Your task is to give the number of lines in the listing that include "которых", and nothing else.

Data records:
━━━
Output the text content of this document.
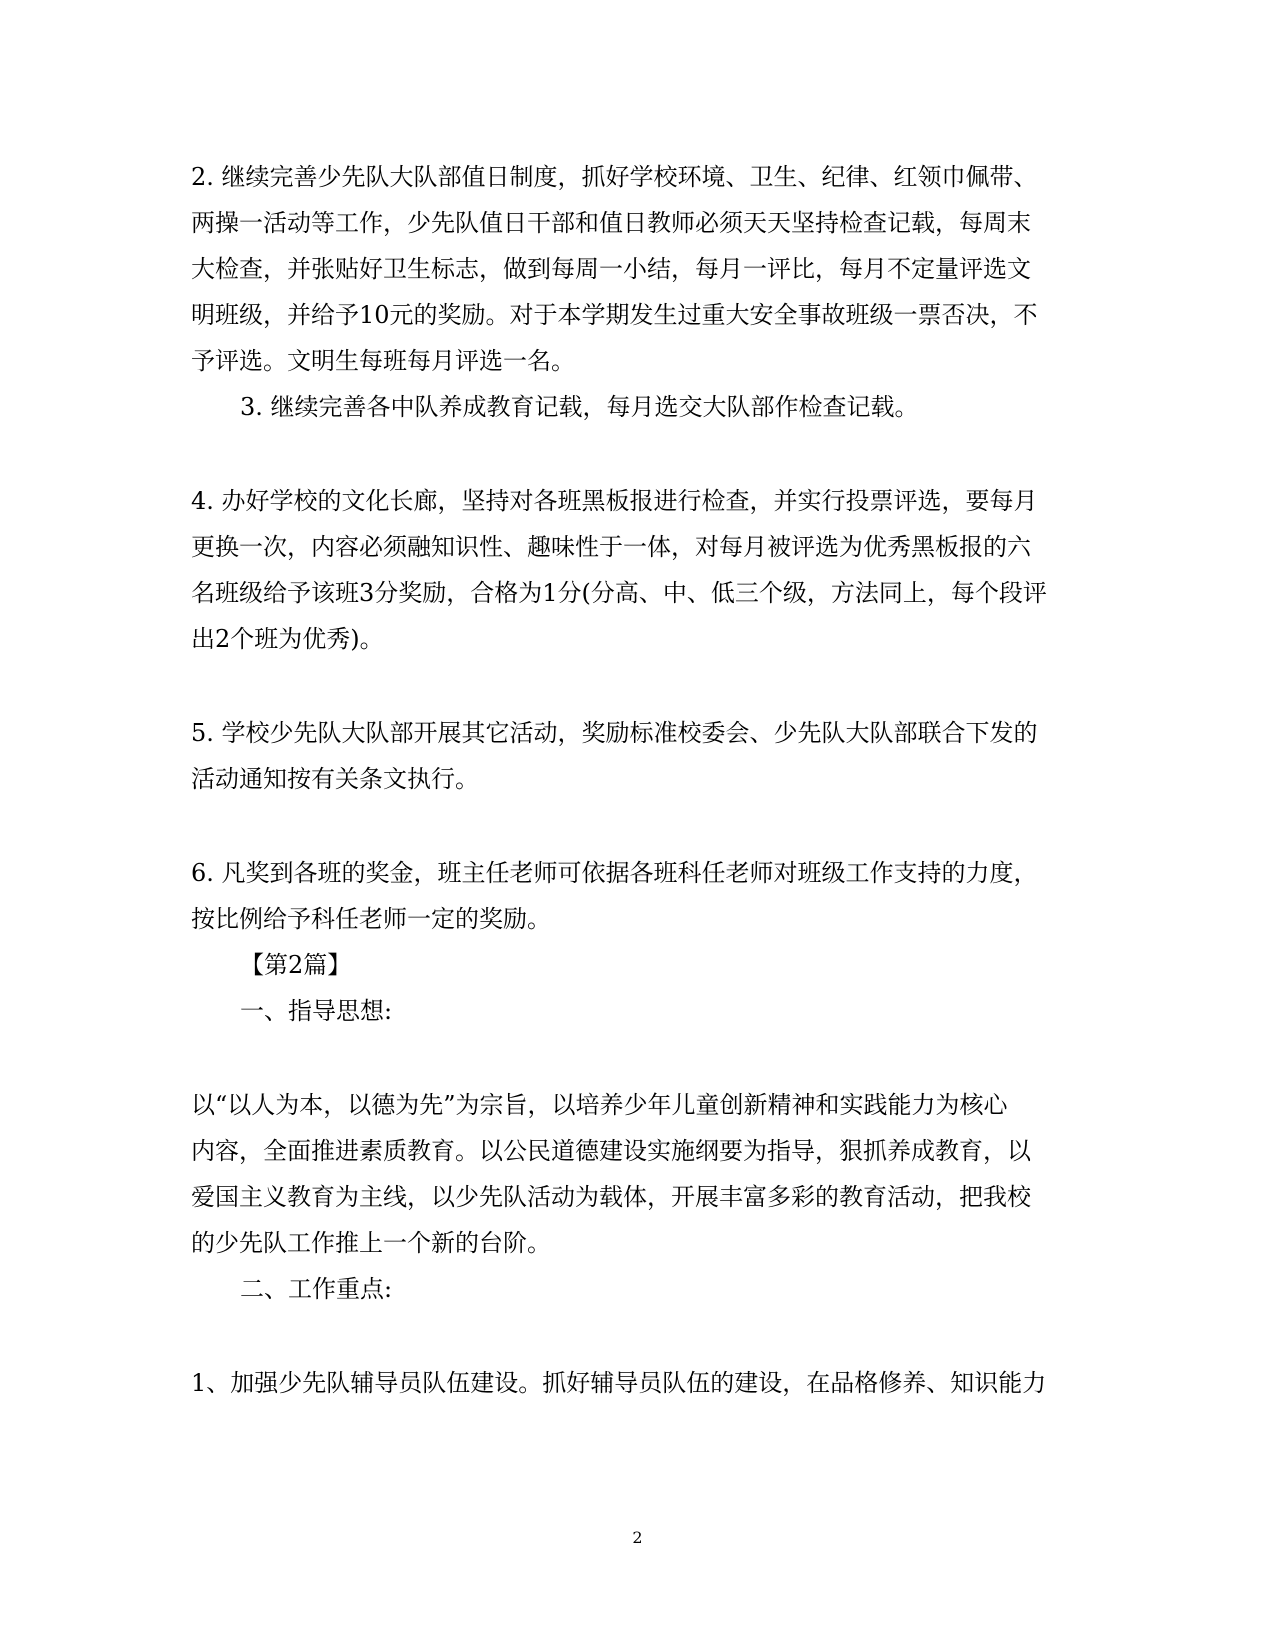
2. 继续完善少先队大队部值日制度，抓好学校环境、卫生、纪律、红领巾佩带、
两操一活动等工作，少先队值日干部和值日教师必须天天坚持检查记载，每周末
大检查，并张贴好卫生标志，做到每周一小结，每月一评比，每月不定量评选文
明班级，并给予10元的奖励。对于本学期发生过重大安全事故班级一票否决，不
予评选。文明生每班每月评选一名。
3. 继续完善各中队养成教育记载，每月选交大队部作检查记载。
4. 办好学校的文化长廊，坚持对各班黑板报进行检查，并实行投票评选，要每月
更换一次，内容必须融知识性、趣味性于一体，对每月被评选为优秀黑板报的六
名班级给予该班3分奖励，合格为1分(分高、中、低三个级，方法同上，每个段评
出2个班为优秀)。
5. 学校少先队大队部开展其它活动，奖励标准校委会、少先队大队部联合下发的
活动通知按有关条文执行。
6. 凡奖到各班的奖金，班主任老师可依据各班科任老师对班级工作支持的力度，
按比例给予科任老师一定的奖励。
【第2篇】
一、指导思想:
以“以人为本，以德为先”为宗旨，以培养少年儿童创新精神和实践能力为核心
内容，全面推进素质教育。以公民道德建设实施纲要为指导，狠抓养成教育，以
爱国主义教育为主线，以少先队活动为载体，开展丰富多彩的教育活动，把我校
的少先队工作推上一个新的台阶。
二、工作重点:
1、加强少先队辅导员队伍建设。抓好辅导员队伍的建设，在品格修养、知识能力
2
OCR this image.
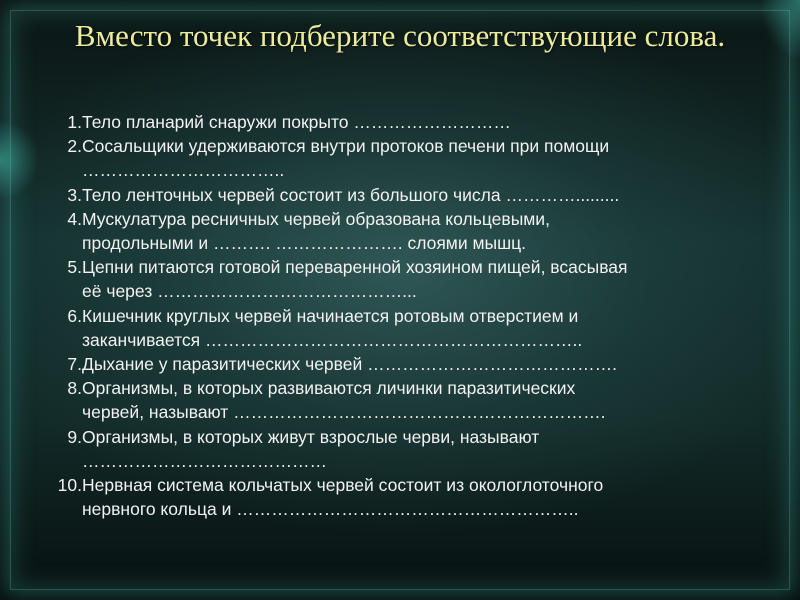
Вместо точек подберите соответствующие слова.
1. Тело планарий снаружи покрыто ………………………
2. Сосальщики удерживаются внутри протоков печени при помощи
……………………………..
3. Тело ленточных червей состоит из большого числа ………….........
4. Мускулатура ресничных червей образована кольцевыми,
продольными и ………. …………………. слоями мышц.
5. Цепни питаются готовой переваренной хозяином пищей, всасывая
её через ……………………………………...
6. Кишечник круглых червей начинается ротовым отверстием и
заканчивается ………………………………………………………..
7. Дыхание у паразитических червей …………………………………….
8. Организмы, в которых развиваются личинки паразитических
червей, называют ……………………………………………………….
9. Организмы, в которых живут взрослые черви, называют
……………………………………
10. Нервная система кольчатых червей состоит из окологлоточного
нервного кольца и …………………………………………………..
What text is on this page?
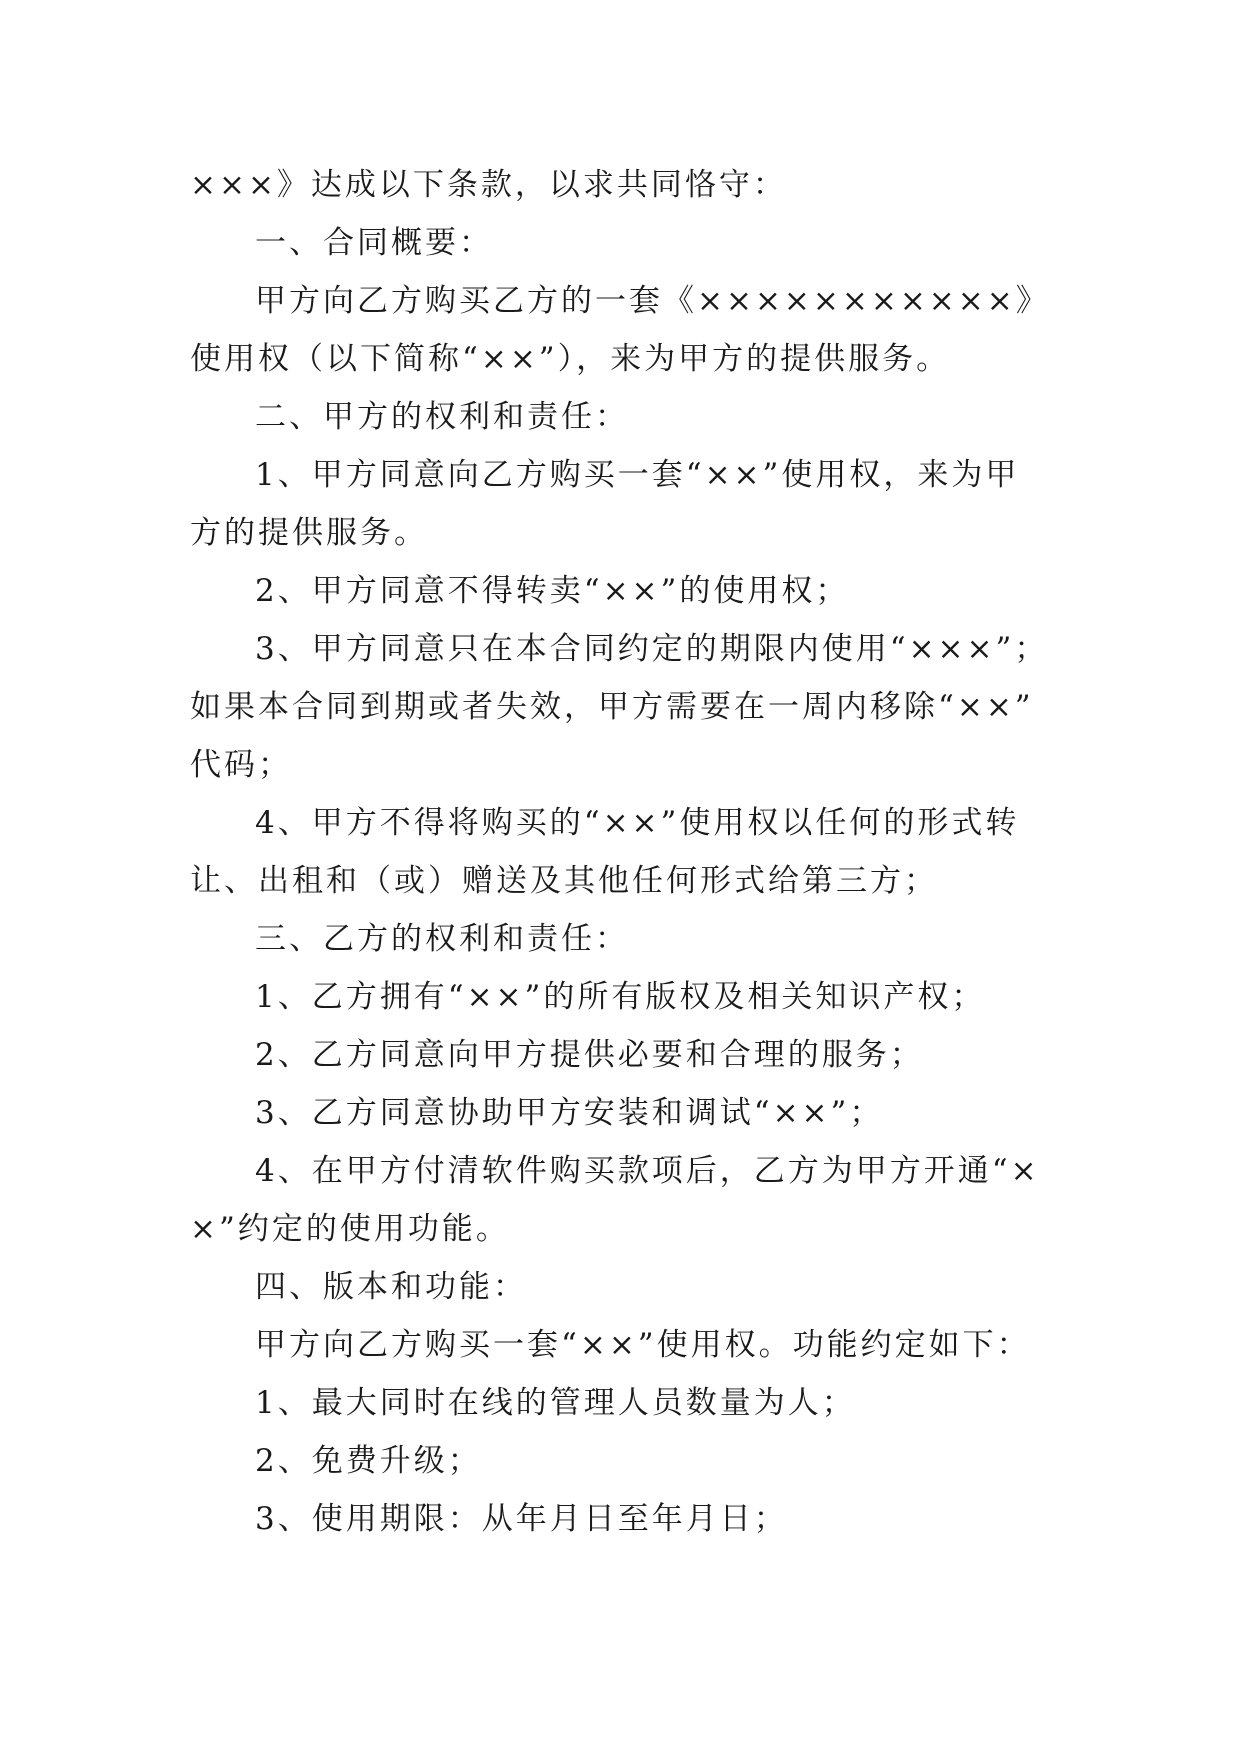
×××》达成以下条款，以求共同恪守：
一、合同概要：
甲方向乙方购买乙方的一套《×××××××××××》
使用权（以下简称“××”），来为甲方的提供服务。
二、甲方的权利和责任：
1、甲方同意向乙方购买一套“××”使用权，来为甲
方的提供服务。
2、甲方同意不得转卖“××”的使用权；
3、甲方同意只在本合同约定的期限内使用“×××”；
如果本合同到期或者失效，甲方需要在一周内移除“××”
代码；
4、甲方不得将购买的“××”使用权以任何的形式转
让、出租和（或）赠送及其他任何形式给第三方；
三、乙方的权利和责任：
1、乙方拥有“××”的所有版权及相关知识产权；
2、乙方同意向甲方提供必要和合理的服务；
3、乙方同意协助甲方安装和调试“××”；
4、在甲方付清软件购买款项后，乙方为甲方开通“×
×”约定的使用功能。
四、版本和功能：
甲方向乙方购买一套“××”使用权。功能约定如下：
1、最大同时在线的管理人员数量为人；
2、免费升级；
3、使用期限：从年月日至年月日；
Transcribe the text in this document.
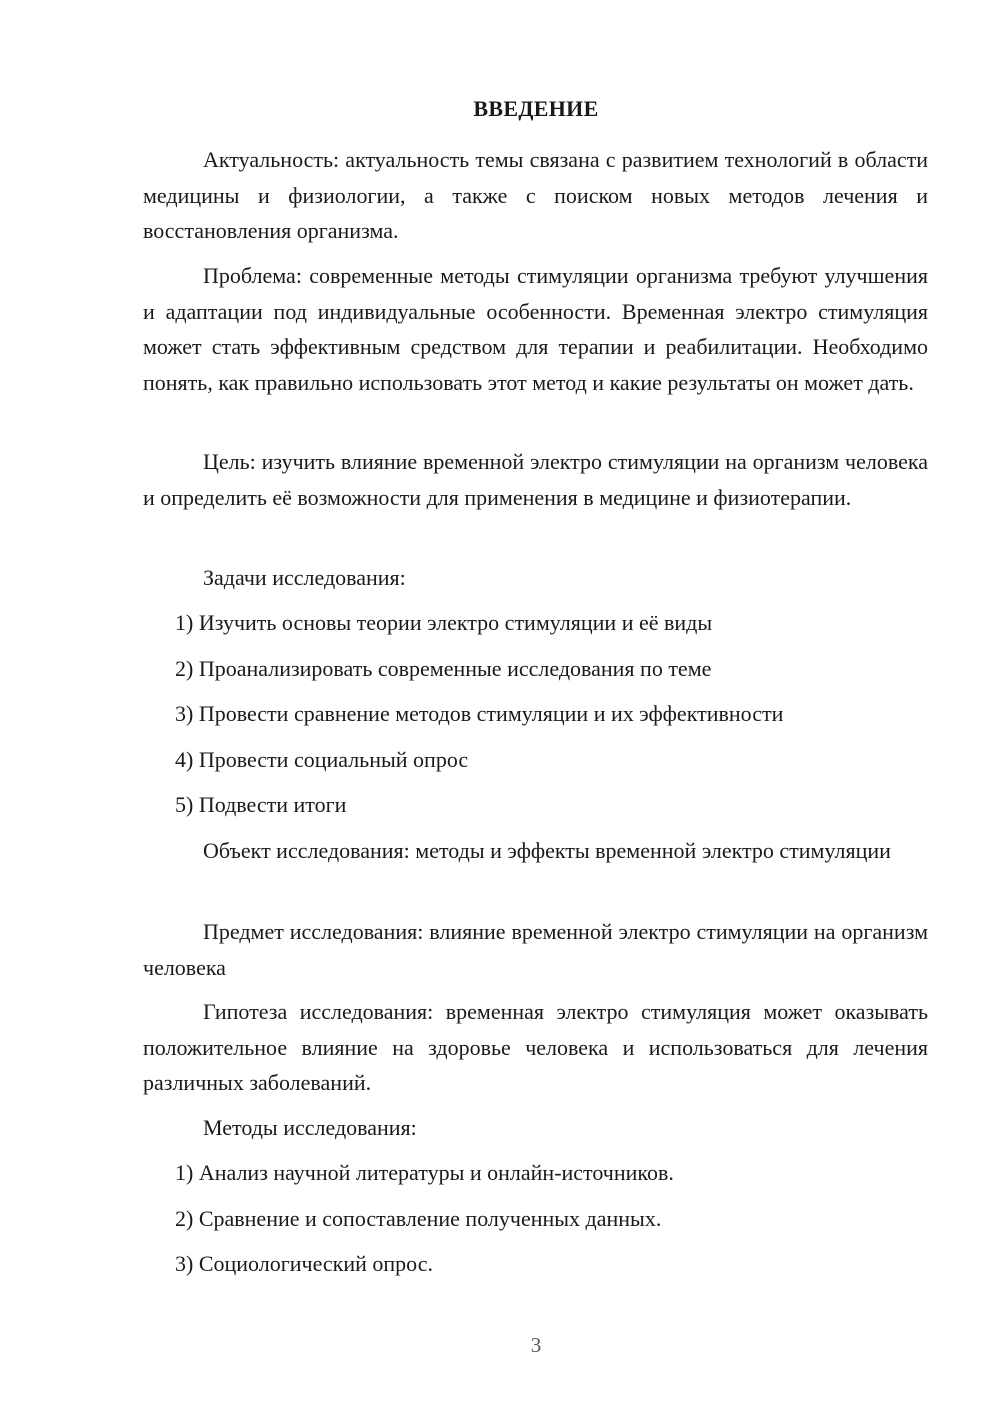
ВВЕДЕНИЕ

Актуальность: актуальность темы связана с развитием технологий в области медицины и физиологии, а также с поиском новых методов лечения и восстановления организма.

Проблема: современные методы стимуляции организма требуют улучшения и адаптации под индивидуальные особенности. Временная электро стимуляция может стать эффективным средством для терапии и реабилитации. Необходимо понять, как правильно использовать этот метод и какие результаты он может дать.

Цель: изучить влияние временной электро стимуляции на организм человека и определить её возможности для применения в медицине и физиотерапии.

Задачи исследования:

1) Изучить основы теории электро стимуляции и её виды

2) Проанализировать современные исследования по теме

3) Провести сравнение методов стимуляции и их эффективности

4) Провести социальный опрос

5) Подвести итоги

Объект исследования: методы и эффекты временной электро стимуляции

Предмет исследования: влияние временной электро стимуляции на организм человека

Гипотеза исследования: временная электро стимуляция может оказывать положительное влияние на здоровье человека и использоваться для лечения различных заболеваний.

Методы исследования:

1) Анализ научной литературы и онлайн-источников.

2) Сравнение и сопоставление полученных данных.

3) Социологический опрос.

3
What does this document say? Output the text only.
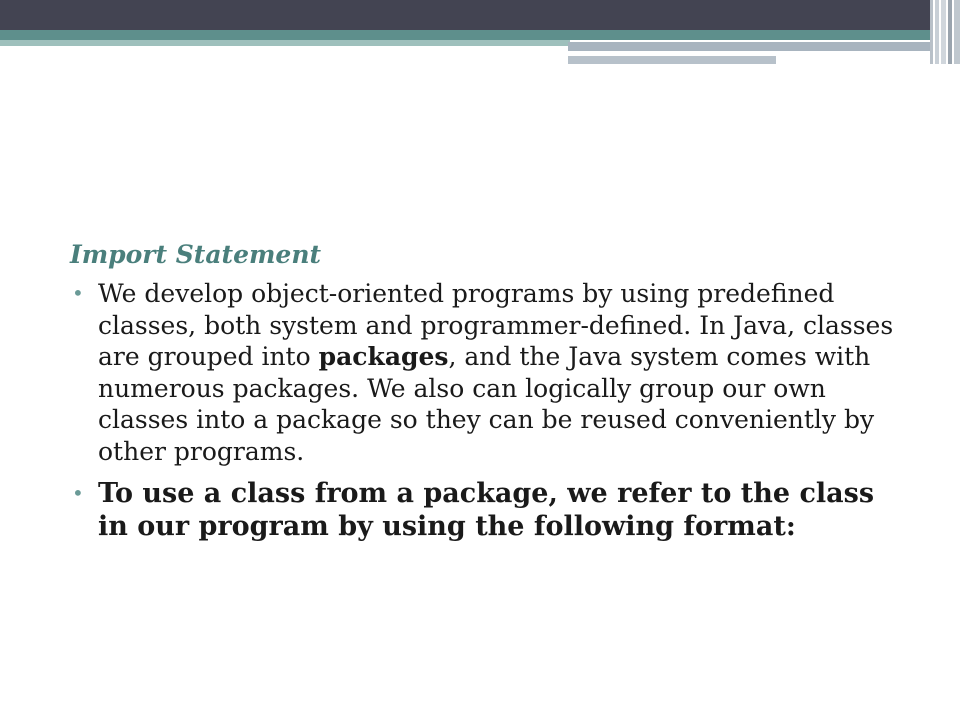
Import Statement
• We develop object-oriented programs by using predefined classes, both system and programmer-defined. In Java, classes are grouped into packages, and the Java system comes with numerous packages. We also can logically group our own classes into a package so they can be reused conveniently by other programs.
• To use a class from a package, we refer to the class in our program by using the following format:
━━━
■ FULL OUTPUT ■
2